What needs to be done — Count every line of these entries that holds the word "name", and reply with the number only.

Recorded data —
⁂

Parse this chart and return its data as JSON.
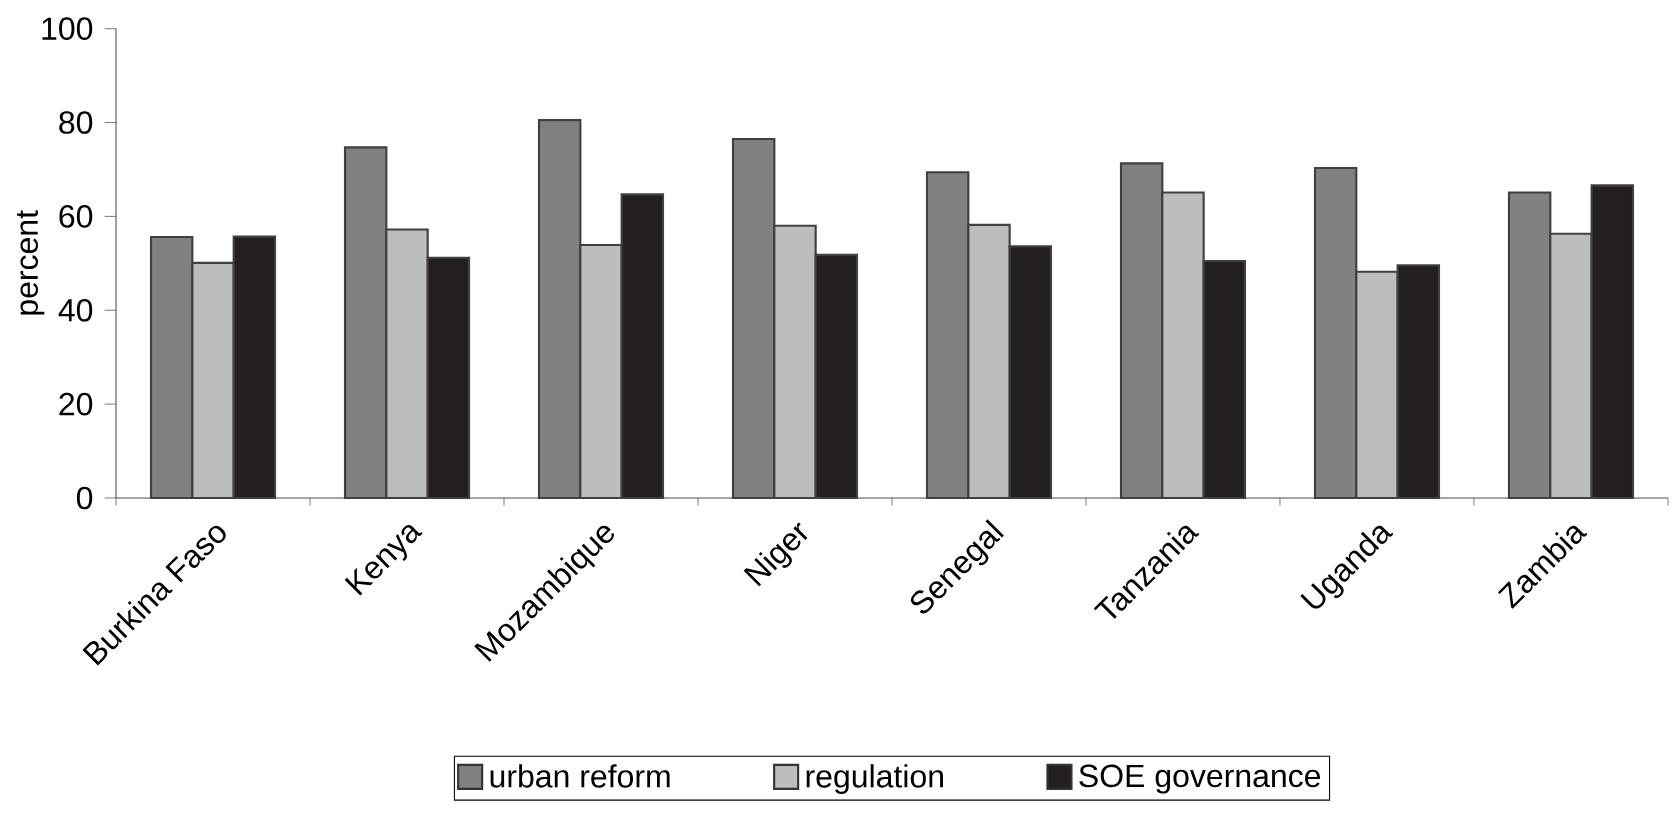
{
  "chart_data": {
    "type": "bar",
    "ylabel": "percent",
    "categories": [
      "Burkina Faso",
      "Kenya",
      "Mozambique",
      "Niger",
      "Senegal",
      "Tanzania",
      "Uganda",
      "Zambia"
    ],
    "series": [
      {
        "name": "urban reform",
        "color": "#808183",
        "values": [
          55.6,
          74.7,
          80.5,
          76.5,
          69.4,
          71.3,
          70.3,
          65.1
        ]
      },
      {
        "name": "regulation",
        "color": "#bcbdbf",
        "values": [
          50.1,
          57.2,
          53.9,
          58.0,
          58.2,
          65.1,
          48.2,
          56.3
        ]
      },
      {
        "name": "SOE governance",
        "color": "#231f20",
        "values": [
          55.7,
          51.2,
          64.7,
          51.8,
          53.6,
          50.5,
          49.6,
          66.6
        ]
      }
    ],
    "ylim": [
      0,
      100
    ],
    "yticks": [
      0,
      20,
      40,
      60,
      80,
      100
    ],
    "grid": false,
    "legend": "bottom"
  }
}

⁂

Written answer — 3